## Begin Source data

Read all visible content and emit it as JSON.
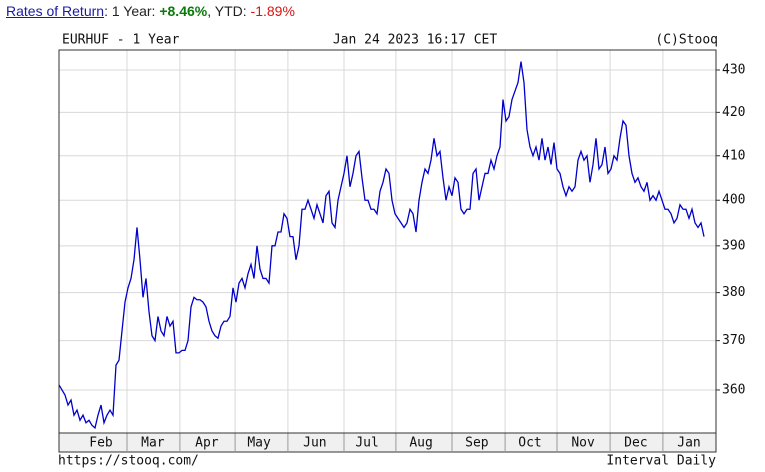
{
  "header": {
    "link": "Rates of Return",
    "sep1": ": 1 Year: ",
    "one_year": "+8.46%",
    "sep2": ", YTD: ",
    "ytd": "-1.89%"
  },
  "chart_data": {
    "type": "line",
    "title": "EURHUF - 1 Year",
    "timestamp": "Jan 24 2023 16:17 CET",
    "copyright": "(C)Stooq",
    "footer_left": "https://stooq.com/",
    "footer_right": "Interval Daily",
    "log_scale": true,
    "grid": true,
    "color": "#0000cc",
    "ylim": [
      351.5,
      434.8
    ],
    "yticks": [
      360,
      370,
      380,
      390,
      400,
      410,
      420,
      430
    ],
    "xlim": [
      0,
      219
    ],
    "xgrid": [
      22.67,
      40.3,
      58.7,
      76.3,
      95,
      112.3,
      131,
      148.7,
      166,
      183.7,
      201.3
    ],
    "xticks": [
      {
        "value": 14,
        "label": "Feb"
      },
      {
        "value": 31.3,
        "label": "Mar"
      },
      {
        "value": 49.3,
        "label": "Apr"
      },
      {
        "value": 66.7,
        "label": "May"
      },
      {
        "value": 85.3,
        "label": "Jun"
      },
      {
        "value": 102.7,
        "label": "Jul"
      },
      {
        "value": 120.7,
        "label": "Aug"
      },
      {
        "value": 139.3,
        "label": "Sep"
      },
      {
        "value": 157,
        "label": "Oct"
      },
      {
        "value": 174.7,
        "label": "Nov"
      },
      {
        "value": 192.3,
        "label": "Dec"
      },
      {
        "value": 210,
        "label": "Jan"
      }
    ],
    "values": [
      361,
      360,
      359,
      357,
      358,
      355,
      356,
      354,
      355,
      353.5,
      354,
      353,
      352.5,
      355,
      357,
      353.5,
      355,
      356,
      355,
      365,
      366,
      372,
      378,
      381,
      383,
      387,
      394,
      387,
      379,
      383,
      376,
      371,
      370,
      375,
      372,
      371,
      375,
      373,
      374,
      367.5,
      367.5,
      368,
      368,
      370,
      377,
      379,
      378.5,
      378.5,
      378,
      377,
      374,
      372,
      371,
      370.5,
      373,
      374,
      374,
      375,
      381,
      378,
      382,
      383,
      381,
      384,
      386,
      383,
      390,
      385,
      383,
      383,
      382,
      390,
      390,
      393,
      393,
      397,
      396,
      392,
      392,
      387,
      390,
      398,
      398,
      400,
      398,
      396,
      399,
      397,
      395,
      401,
      402,
      395,
      394,
      400,
      403,
      406,
      410,
      403,
      406,
      410,
      411,
      405,
      400,
      400,
      398,
      398,
      397,
      402,
      404,
      407,
      406,
      400,
      397,
      396,
      395,
      394,
      395,
      398,
      397,
      393,
      400,
      404,
      407,
      406,
      409,
      414,
      410,
      411,
      405,
      400,
      403,
      401,
      405,
      404,
      398,
      397,
      398,
      398,
      406,
      407,
      400,
      403,
      406,
      406,
      409,
      407,
      410,
      412,
      423,
      418,
      419,
      423,
      425,
      427,
      432,
      427,
      416,
      412,
      410,
      412,
      409,
      414,
      409,
      412,
      408,
      413,
      407,
      406,
      403,
      401,
      403,
      402,
      403,
      409,
      411,
      409,
      410,
      404,
      408,
      414,
      407,
      408,
      412,
      406,
      407,
      410,
      409,
      414,
      418,
      417,
      410,
      406,
      404,
      405,
      403,
      402,
      404,
      400,
      401,
      400,
      402,
      400,
      398,
      398,
      397,
      395,
      396,
      399,
      398,
      398,
      396,
      398,
      395,
      394,
      395,
      392
    ]
  }
}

## End Source data

▸ **What you are asked to do**: Images in the data above are to be skipped. Retype all other material exactly.

▸ **Task response**:
Read all visible content and emit it as JSON.
{
  "header": {
    "link": "Rates of Return",
    "sep1": ": 1 Year: ",
    "one_year": "+8.46%",
    "sep2": ", YTD: ",
    "ytd": "-1.89%"
  },
  "chart_data": {
    "type": "line",
    "title": "EURHUF - 1 Year",
    "timestamp": "Jan 24 2023 16:17 CET",
    "copyright": "(C)Stooq",
    "footer_left": "https://stooq.com/",
    "footer_right": "Interval Daily",
    "log_scale": true,
    "grid": true,
    "color": "#0000cc",
    "ylim": [
      351.5,
      434.8
    ],
    "yticks": [
      360,
      370,
      380,
      390,
      400,
      410,
      420,
      430
    ],
    "xlim": [
      0,
      219
    ],
    "xgrid": [
      22.67,
      40.3,
      58.7,
      76.3,
      95,
      112.3,
      131,
      148.7,
      166,
      183.7,
      201.3
    ],
    "xticks": [
      {
        "value": 14,
        "label": "Feb"
      },
      {
        "value": 31.3,
        "label": "Mar"
      },
      {
        "value": 49.3,
        "label": "Apr"
      },
      {
        "value": 66.7,
        "label": "May"
      },
      {
        "value": 85.3,
        "label": "Jun"
      },
      {
        "value": 102.7,
        "label": "Jul"
      },
      {
        "value": 120.7,
        "label": "Aug"
      },
      {
        "value": 139.3,
        "label": "Sep"
      },
      {
        "value": 157,
        "label": "Oct"
      },
      {
        "value": 174.7,
        "label": "Nov"
      },
      {
        "value": 192.3,
        "label": "Dec"
      },
      {
        "value": 210,
        "label": "Jan"
      }
    ],
    "values": [
      361,
      360,
      359,
      357,
      358,
      355,
      356,
      354,
      355,
      353.5,
      354,
      353,
      352.5,
      355,
      357,
      353.5,
      355,
      356,
      355,
      365,
      366,
      372,
      378,
      381,
      383,
      387,
      394,
      387,
      379,
      383,
      376,
      371,
      370,
      375,
      372,
      371,
      375,
      373,
      374,
      367.5,
      367.5,
      368,
      368,
      370,
      377,
      379,
      378.5,
      378.5,
      378,
      377,
      374,
      372,
      371,
      370.5,
      373,
      374,
      374,
      375,
      381,
      378,
      382,
      383,
      381,
      384,
      386,
      383,
      390,
      385,
      383,
      383,
      382,
      390,
      390,
      393,
      393,
      397,
      396,
      392,
      392,
      387,
      390,
      398,
      398,
      400,
      398,
      396,
      399,
      397,
      395,
      401,
      402,
      395,
      394,
      400,
      403,
      406,
      410,
      403,
      406,
      410,
      411,
      405,
      400,
      400,
      398,
      398,
      397,
      402,
      404,
      407,
      406,
      400,
      397,
      396,
      395,
      394,
      395,
      398,
      397,
      393,
      400,
      404,
      407,
      406,
      409,
      414,
      410,
      411,
      405,
      400,
      403,
      401,
      405,
      404,
      398,
      397,
      398,
      398,
      406,
      407,
      400,
      403,
      406,
      406,
      409,
      407,
      410,
      412,
      423,
      418,
      419,
      423,
      425,
      427,
      432,
      427,
      416,
      412,
      410,
      412,
      409,
      414,
      409,
      412,
      408,
      413,
      407,
      406,
      403,
      401,
      403,
      402,
      403,
      409,
      411,
      409,
      410,
      404,
      408,
      414,
      407,
      408,
      412,
      406,
      407,
      410,
      409,
      414,
      418,
      417,
      410,
      406,
      404,
      405,
      403,
      402,
      404,
      400,
      401,
      400,
      402,
      400,
      398,
      398,
      397,
      395,
      396,
      399,
      398,
      398,
      396,
      398,
      395,
      394,
      395,
      392
    ]
  }
}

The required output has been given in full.